▶ _Aim_: Write the records out again, precisely as they stand.

§

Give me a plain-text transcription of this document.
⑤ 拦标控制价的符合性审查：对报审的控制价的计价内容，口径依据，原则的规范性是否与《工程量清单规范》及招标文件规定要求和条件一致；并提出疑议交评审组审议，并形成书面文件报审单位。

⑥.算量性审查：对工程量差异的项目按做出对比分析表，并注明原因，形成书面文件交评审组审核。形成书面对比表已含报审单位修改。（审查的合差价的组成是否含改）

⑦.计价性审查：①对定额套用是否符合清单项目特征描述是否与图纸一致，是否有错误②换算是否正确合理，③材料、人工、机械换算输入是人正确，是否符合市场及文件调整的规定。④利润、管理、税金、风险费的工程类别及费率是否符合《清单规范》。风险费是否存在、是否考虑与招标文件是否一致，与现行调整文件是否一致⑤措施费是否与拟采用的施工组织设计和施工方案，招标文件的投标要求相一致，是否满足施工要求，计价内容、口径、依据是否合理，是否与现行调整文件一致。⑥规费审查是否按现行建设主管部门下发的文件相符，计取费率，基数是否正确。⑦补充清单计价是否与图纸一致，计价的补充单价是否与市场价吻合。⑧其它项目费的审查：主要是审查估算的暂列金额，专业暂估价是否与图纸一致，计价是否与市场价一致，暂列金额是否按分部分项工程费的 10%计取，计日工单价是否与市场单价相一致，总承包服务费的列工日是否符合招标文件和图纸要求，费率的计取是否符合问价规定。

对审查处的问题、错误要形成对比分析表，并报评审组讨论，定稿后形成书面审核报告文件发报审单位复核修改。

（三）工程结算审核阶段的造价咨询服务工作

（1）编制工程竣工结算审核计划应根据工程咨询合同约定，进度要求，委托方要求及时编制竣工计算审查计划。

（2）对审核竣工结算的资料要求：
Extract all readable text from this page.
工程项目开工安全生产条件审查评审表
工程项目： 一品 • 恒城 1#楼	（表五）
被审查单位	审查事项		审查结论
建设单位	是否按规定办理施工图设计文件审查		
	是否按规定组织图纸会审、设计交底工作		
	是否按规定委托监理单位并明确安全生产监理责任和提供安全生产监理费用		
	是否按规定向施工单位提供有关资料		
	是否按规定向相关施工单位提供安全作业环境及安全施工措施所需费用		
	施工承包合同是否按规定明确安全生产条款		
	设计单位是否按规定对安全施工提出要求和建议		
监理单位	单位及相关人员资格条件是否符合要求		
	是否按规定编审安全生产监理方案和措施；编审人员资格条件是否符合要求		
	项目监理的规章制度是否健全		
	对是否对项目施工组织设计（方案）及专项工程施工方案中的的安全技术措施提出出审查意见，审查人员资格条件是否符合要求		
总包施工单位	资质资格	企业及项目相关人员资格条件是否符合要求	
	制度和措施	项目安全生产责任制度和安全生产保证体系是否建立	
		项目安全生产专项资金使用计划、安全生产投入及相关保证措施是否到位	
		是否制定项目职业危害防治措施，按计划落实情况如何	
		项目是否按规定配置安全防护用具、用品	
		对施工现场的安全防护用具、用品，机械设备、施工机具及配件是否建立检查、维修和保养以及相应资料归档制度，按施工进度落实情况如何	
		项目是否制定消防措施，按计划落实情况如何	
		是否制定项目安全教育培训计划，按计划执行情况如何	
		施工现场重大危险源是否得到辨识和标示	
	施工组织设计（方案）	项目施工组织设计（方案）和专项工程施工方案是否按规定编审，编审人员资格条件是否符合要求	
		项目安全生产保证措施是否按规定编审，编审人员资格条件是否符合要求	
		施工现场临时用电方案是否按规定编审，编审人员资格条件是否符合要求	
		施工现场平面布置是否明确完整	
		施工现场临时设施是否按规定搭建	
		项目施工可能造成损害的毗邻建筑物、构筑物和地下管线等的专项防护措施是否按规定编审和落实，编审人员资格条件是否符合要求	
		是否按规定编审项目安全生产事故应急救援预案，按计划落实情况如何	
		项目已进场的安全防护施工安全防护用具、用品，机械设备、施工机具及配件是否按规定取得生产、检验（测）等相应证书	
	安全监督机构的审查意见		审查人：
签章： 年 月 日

§

▶ _Answer below_:
Give me a plain-text transcription of this document.
⑤ 拦标控制价的符合性审查：对报审的控制价的计价内容，口径依据，原则的规范性是否与《工程量清单规范》及招标文件规定要求和条件一致；并提出疑议交评审组审议，并形成书面文件报审单位。

⑥.算量性审查：对工程量差异的项目按做出对比分析表，并注明原因，形成书面文件交评审组审核。形成书面对比表已含报审单位修改。（审查的合差价的组成是否含改）

⑦.计价性审查：①对定额套用是否符合清单项目特征描述是否与图纸一致，是否有错误②换算是否正确合理，③材料、人工、机械换算输入是人正确，是否符合市场及文件调整的规定。④利润、管理、税金、风险费的工程类别及费率是否符合《清单规范》。风险费是否存在、是否考虑与招标文件是否一致，与现行调整文件是否一致⑤措施费是否与拟采用的施工组织设计和施工方案，招标文件的投标要求相一致，是否满足施工要求，计价内容、口径、依据是否合理，是否与现行调整文件一致。⑥规费审查是否按现行建设主管部门下发的文件相符，计取费率，基数是否正确。⑦补充清单计价是否与图纸一致，计价的补充单价是否与市场价吻合。⑧其它项目费的审查：主要是审查估算的暂列金额，专业暂估价是否与图纸一致，计价是否与市场价一致，暂列金额是否按分部分项工程费的 10%计取，计日工单价是否与市场单价相一致，总承包服务费的列工日是否符合招标文件和图纸要求，费率的计取是否符合问价规定。

对审查处的问题、错误要形成对比分析表，并报评审组讨论，定稿后形成书面审核报告文件发报审单位复核修改。

（三）工程结算审核阶段的造价咨询服务工作

（1）编制工程竣工结算审核计划应根据工程咨询合同约定，进度要求，委托方要求及时编制竣工计算审查计划。

（2）对审核竣工结算的资料要求：
Extract all readable text from this page.
工程项目开工安全生产条件审查评审表
工程项目： 一品 • 恒城 1#楼	（表五）
被审查单位	审查事项		审查结论
建设单位	是否按规定办理施工图设计文件审查		
	是否按规定组织图纸会审、设计交底工作		
	是否按规定委托监理单位并明确安全生产监理责任和提供安全生产监理费用		
	是否按规定向施工单位提供有关资料		
	是否按规定向相关施工单位提供安全作业环境及安全施工措施所需费用		
	施工承包合同是否按规定明确安全生产条款		
	设计单位是否按规定对安全施工提出要求和建议		
监理单位	单位及相关人员资格条件是否符合要求		
	是否按规定编审安全生产监理方案和措施；编审人员资格条件是否符合要求		
	项目监理的规章制度是否健全		
	对是否对项目施工组织设计（方案）及专项工程施工方案中的的安全技术措施提出出审查意见，审查人员资格条件是否符合要求		
总包施工单位	资质资格	企业及项目相关人员资格条件是否符合要求	
	制度和措施	项目安全生产责任制度和安全生产保证体系是否建立	
		项目安全生产专项资金使用计划、安全生产投入及相关保证措施是否到位	
		是否制定项目职业危害防治措施，按计划落实情况如何	
		项目是否按规定配置安全防护用具、用品	
		对施工现场的安全防护用具、用品，机械设备、施工机具及配件是否建立检查、维修和保养以及相应资料归档制度，按施工进度落实情况如何	
		项目是否制定消防措施，按计划落实情况如何	
		是否制定项目安全教育培训计划，按计划执行情况如何	
		施工现场重大危险源是否得到辨识和标示	
	施工组织设计（方案）	项目施工组织设计（方案）和专项工程施工方案是否按规定编审，编审人员资格条件是否符合要求	
		项目安全生产保证措施是否按规定编审，编审人员资格条件是否符合要求	
		施工现场临时用电方案是否按规定编审，编审人员资格条件是否符合要求	
		施工现场平面布置是否明确完整	
		施工现场临时设施是否按规定搭建	
		项目施工可能造成损害的毗邻建筑物、构筑物和地下管线等的专项防护措施是否按规定编审和落实，编审人员资格条件是否符合要求	
		是否按规定编审项目安全生产事故应急救援预案，按计划落实情况如何	
		项目已进场的安全防护施工安全防护用具、用品，机械设备、施工机具及配件是否按规定取得生产、检验（测）等相应证书	
	安全监督机构的审查意见		审查人：
签章： 年 月 日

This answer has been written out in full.